### Exercise objective
Starting with the first row and ending with the line that contains "- tileset-tile[interactable]: [111, 464, 143, 496]", write each line as a string in a JSON list, skipping any blank lines.

Layout rows:
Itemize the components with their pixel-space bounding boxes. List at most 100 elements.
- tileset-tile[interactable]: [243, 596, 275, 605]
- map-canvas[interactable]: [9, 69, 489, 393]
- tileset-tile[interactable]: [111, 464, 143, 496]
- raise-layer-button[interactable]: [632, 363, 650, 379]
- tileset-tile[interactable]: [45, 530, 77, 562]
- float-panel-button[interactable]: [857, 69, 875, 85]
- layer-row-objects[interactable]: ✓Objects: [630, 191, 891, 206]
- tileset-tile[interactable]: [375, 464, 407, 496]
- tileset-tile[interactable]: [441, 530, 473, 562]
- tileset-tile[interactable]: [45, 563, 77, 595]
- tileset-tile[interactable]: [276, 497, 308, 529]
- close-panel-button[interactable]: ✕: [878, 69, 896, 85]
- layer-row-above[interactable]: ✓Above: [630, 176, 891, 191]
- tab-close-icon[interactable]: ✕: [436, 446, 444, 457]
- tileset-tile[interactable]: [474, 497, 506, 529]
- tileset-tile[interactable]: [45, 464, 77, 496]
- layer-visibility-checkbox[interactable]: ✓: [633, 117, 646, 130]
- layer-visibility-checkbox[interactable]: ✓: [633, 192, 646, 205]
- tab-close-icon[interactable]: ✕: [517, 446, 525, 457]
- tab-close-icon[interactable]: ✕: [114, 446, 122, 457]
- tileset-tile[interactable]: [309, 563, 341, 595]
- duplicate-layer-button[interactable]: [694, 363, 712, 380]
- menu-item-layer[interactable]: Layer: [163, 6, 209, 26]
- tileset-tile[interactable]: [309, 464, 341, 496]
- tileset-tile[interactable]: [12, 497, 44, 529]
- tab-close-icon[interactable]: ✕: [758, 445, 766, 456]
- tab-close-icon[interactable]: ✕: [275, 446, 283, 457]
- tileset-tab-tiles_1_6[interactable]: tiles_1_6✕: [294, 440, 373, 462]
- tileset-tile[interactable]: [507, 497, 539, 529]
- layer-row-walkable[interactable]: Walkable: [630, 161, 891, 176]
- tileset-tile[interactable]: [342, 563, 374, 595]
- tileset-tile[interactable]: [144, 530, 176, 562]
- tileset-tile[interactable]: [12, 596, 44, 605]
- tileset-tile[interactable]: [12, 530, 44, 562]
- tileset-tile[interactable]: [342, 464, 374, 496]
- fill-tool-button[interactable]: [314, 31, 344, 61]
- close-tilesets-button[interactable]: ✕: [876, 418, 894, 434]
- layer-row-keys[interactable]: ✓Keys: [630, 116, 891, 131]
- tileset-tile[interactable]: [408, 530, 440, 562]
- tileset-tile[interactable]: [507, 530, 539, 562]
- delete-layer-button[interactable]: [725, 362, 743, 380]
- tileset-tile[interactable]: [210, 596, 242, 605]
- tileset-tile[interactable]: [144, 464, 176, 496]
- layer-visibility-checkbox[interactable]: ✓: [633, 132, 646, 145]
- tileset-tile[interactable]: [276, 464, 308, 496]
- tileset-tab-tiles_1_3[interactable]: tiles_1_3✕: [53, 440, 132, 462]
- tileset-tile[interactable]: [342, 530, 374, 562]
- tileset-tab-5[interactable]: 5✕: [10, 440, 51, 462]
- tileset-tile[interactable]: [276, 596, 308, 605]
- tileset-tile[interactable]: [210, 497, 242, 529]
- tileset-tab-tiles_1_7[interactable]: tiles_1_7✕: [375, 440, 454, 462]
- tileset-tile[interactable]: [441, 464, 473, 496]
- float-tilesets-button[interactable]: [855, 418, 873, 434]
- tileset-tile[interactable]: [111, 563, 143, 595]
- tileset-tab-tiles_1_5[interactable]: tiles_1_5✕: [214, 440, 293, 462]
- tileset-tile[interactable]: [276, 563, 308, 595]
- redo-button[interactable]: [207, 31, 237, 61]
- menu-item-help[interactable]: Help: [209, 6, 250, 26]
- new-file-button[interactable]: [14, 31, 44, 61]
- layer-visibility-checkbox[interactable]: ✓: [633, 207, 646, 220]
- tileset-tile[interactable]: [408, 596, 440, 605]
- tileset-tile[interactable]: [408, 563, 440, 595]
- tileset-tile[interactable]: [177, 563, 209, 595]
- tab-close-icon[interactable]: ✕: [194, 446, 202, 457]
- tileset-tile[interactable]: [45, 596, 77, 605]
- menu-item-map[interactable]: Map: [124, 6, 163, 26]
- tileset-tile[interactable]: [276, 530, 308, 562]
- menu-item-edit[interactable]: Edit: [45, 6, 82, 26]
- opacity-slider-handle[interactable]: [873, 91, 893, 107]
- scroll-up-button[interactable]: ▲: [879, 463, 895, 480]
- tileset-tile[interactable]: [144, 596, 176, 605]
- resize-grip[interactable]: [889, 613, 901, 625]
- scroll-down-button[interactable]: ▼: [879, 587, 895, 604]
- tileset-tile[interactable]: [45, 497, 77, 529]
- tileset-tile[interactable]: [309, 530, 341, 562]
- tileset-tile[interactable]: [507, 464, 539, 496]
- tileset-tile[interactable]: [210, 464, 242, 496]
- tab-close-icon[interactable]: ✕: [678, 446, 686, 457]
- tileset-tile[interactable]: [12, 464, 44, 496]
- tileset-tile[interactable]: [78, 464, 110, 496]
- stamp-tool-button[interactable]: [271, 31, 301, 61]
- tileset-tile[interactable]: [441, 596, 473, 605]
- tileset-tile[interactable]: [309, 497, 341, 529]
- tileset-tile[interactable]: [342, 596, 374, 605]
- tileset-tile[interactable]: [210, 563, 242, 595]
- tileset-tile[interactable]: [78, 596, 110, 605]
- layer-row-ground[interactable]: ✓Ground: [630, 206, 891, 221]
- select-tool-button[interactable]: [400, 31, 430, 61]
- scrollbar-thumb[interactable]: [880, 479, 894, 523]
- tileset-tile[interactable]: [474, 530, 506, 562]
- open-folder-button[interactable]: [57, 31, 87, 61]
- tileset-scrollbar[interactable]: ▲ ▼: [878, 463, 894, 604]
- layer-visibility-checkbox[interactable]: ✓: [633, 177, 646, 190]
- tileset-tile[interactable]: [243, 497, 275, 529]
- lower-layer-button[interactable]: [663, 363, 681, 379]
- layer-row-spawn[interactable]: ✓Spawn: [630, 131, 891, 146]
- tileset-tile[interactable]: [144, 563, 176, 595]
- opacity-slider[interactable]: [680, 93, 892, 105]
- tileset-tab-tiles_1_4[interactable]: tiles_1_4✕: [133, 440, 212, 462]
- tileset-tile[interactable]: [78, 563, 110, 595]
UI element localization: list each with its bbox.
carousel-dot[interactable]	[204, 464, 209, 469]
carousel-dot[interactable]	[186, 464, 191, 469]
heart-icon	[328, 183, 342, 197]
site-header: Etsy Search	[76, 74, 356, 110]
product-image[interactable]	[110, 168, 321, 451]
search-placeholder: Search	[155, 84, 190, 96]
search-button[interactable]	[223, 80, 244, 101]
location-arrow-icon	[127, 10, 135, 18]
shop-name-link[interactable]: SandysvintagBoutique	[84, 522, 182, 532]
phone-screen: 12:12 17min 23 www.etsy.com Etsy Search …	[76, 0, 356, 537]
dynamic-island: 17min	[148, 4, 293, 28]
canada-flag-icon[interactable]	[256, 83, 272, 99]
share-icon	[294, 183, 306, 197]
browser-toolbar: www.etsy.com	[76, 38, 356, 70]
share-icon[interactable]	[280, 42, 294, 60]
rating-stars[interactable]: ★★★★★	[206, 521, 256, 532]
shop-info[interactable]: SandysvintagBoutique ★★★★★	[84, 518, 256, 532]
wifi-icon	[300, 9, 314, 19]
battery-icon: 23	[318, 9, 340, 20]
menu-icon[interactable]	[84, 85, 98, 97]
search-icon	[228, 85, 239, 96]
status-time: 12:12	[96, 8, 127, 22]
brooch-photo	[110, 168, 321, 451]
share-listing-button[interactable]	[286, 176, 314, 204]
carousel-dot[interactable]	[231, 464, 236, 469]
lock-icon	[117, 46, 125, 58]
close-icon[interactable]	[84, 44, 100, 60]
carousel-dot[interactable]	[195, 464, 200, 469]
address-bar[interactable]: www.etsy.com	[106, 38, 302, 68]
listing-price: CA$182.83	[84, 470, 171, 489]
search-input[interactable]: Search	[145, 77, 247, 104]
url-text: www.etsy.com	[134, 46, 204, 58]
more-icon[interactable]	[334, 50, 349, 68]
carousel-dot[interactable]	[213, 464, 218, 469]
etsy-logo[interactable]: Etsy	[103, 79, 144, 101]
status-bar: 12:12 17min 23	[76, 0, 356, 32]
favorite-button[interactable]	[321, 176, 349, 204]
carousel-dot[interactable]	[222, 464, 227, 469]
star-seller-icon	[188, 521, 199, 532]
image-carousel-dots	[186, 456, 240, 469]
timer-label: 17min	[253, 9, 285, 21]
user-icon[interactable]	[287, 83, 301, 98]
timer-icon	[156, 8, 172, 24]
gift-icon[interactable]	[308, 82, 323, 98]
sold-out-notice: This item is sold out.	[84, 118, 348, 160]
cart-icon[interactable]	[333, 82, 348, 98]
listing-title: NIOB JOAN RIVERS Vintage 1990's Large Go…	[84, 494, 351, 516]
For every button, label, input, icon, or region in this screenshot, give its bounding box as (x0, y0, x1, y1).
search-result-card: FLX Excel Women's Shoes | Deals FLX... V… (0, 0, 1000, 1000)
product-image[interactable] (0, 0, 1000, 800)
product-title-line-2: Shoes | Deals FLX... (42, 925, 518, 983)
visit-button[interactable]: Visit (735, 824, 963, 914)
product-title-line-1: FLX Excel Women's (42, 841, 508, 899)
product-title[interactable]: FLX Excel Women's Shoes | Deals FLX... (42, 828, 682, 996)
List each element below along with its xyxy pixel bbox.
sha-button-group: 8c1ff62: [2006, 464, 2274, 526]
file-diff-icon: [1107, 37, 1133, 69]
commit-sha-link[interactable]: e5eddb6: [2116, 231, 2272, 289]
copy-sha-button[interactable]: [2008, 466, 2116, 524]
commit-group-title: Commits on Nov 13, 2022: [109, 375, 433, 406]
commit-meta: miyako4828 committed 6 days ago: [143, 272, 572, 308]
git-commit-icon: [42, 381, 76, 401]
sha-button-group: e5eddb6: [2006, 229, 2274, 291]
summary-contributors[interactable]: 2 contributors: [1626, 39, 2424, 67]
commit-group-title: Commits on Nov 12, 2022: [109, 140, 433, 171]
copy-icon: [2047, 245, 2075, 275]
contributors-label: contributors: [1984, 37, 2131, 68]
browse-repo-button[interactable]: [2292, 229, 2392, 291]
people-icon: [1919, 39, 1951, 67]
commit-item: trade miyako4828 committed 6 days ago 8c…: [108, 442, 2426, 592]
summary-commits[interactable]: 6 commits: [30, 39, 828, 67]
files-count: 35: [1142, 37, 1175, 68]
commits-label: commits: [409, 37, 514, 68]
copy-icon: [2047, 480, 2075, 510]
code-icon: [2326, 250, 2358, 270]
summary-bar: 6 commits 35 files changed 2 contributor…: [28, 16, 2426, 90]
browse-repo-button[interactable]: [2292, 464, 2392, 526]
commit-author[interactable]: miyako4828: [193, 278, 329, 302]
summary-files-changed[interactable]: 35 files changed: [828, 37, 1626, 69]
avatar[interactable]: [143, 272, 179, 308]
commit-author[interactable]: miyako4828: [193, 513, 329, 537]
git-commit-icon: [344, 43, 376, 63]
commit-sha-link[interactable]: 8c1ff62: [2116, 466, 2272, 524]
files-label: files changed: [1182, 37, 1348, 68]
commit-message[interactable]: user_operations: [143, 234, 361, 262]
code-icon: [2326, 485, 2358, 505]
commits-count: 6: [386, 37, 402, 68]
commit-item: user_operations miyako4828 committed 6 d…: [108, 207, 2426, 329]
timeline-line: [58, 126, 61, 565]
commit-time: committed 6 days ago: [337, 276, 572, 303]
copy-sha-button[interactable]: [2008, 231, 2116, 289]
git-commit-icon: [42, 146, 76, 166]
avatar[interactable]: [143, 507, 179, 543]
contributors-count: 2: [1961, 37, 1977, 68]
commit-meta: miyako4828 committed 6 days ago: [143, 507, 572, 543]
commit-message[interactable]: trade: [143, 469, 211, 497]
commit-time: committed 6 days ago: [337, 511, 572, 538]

### The completed task
[
  "Itemize the components with their pixel-space bounding boxes. List at most 100 elements.",
  "- tileset-tile[interactable]: [243, 596, 275, 605]",
  "- map-canvas[interactable]: [9, 69, 489, 393]",
  "- tileset-tile[interactable]: [111, 464, 143, 496]"
]